- Complete the following -
(a) Condense the abstract below, the paragraph beginning "Out-of-Time-Ordered Commutators (OTOCs), representing a key diagnostic", into a short bulleted list that keeps its main findings.
(b) According to the abstract below, which bound on chaos is saturated in the deep quantum regime of infinite f?

- Text shown -
+++
The relation between classical and quantum Lyapunov exponent and the bound on chaos in classically chaotic quantum systems

Abstract

Out-of-Time-Ordered Commutators (OTOCs), representing a key diagnostic for scrambling as a facet of short-time quantum chaos, have attracted wide-ranging interest, from many-body physics to quantum gravity. By means of a suitable form of the Wigner-Moyal expansion, and invoking ensemble equivalence in statistical physics, we provide a consistent approach to the growth rate of the OTOC for many-body systems with chaotic classical limit where both the classical Lyapunov exponent and the quantum nature of the density of states enter. Applying this construction to quantized high-dimensional hyperbolic motion, i.e., a quantum chaotic system that exhibits gravity-like correlation functions in the late-time regime, we compute the OTOC growth rate $Λ$ as a function of the number of degrees of freedom, $f$, and inverse temperature, $β$. We show that the scaled growth rate, $Λ/f$, can be described by a universal function of $f β$ and displays a cross-over from classical to quantum behavior as we increase $f$ and/or lower the temperature. In the deep quantum regime of infinite $f$, we find maximally fast scrambling in the sense of the Maldacena-Shenker-Stanford bound on chaos. This elucidates the non-perturbative mechanism underlying the saturation of the bound via quantum contributions to the mean density of states, and it provides further support for this dynamical system as a dual to two-dimensional quantum gravity. In this way, we present first evidence of maximally fast scrambling in a quantum chaotic system with a well-defined classical Hamiltonian limit, without invoking any external mechanism such as (disorder) averaging.
+++
- Dataset extract -
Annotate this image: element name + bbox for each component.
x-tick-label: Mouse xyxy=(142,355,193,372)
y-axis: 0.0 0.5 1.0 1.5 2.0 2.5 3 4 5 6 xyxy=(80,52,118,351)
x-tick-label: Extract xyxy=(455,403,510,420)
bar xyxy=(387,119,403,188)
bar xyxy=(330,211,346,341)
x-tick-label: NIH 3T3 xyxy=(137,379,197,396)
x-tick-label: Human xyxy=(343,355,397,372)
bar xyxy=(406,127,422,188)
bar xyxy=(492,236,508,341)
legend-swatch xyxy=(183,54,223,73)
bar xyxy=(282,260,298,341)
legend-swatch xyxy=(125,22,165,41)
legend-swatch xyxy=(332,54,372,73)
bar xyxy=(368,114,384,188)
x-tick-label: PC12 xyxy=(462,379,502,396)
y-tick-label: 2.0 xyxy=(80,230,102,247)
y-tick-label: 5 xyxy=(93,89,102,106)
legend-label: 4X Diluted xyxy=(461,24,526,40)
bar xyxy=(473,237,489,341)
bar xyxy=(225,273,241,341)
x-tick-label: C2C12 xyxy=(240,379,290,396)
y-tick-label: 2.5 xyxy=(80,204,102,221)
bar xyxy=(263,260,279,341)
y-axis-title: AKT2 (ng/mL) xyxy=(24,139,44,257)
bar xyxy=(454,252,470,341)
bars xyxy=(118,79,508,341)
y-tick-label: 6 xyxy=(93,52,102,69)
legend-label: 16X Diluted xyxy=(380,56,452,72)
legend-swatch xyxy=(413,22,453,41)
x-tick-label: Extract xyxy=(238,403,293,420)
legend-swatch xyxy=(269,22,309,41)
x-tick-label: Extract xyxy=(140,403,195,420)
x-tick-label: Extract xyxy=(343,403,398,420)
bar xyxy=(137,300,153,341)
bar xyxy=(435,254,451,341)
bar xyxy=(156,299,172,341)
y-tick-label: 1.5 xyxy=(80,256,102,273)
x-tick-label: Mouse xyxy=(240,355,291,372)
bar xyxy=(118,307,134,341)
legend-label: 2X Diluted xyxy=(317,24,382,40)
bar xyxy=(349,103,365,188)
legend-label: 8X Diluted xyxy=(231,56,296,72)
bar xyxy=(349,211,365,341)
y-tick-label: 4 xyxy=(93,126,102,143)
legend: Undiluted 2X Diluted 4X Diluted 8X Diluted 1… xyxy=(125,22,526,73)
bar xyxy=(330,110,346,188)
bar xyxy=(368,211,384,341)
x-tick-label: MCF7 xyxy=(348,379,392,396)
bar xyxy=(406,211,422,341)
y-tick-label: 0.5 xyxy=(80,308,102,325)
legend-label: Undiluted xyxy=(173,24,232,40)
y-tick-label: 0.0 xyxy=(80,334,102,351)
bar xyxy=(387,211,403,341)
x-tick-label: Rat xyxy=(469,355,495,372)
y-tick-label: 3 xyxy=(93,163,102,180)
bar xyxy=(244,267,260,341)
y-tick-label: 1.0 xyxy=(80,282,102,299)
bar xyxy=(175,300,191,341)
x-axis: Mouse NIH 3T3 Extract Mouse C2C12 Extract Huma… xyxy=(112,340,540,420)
+++
- Results by task -
(a)
- OTOCs are a key diagnostic of scrambling, a facet of short-time quantum chaos, and interest in them spans many-body physics to quantum gravity.
- Using a suitable form of the Wigner-Moyal expansion and ensemble equivalence, the work gives a consistent approach to OTOC growth in many-body systems with a chaotic classical limit. Both the classical Lyapunov exponent and the quantum nature of the density of states enter this approach.
- The approach is applied to quantized high-dimensional hyperbolic motion. This system shows gravity-like correlation functions at late times.
- The OTOC growth rate Λ is computed as a function of the number of degrees of freedom f and the inverse temperature β.
- Λ/f is a universal function of fβ. It crosses over from classical to quantum behavior as f increases or the temperature drops.
- At infinite f, scrambling is maximally fast, saturating the Maldacena-Shenker-Stanford bound through quantum contributions to the mean density of states.
- This supports the system as a dual to two-dimensional quantum gravity. It is the first evidence of maximally fast scrambling in a quantum chaotic system with a well-defined classical Hamiltonian limit, with no external mechanism such as disorder averaging.

(b) The Maldacena-Shenker-Stanford bound on chaos.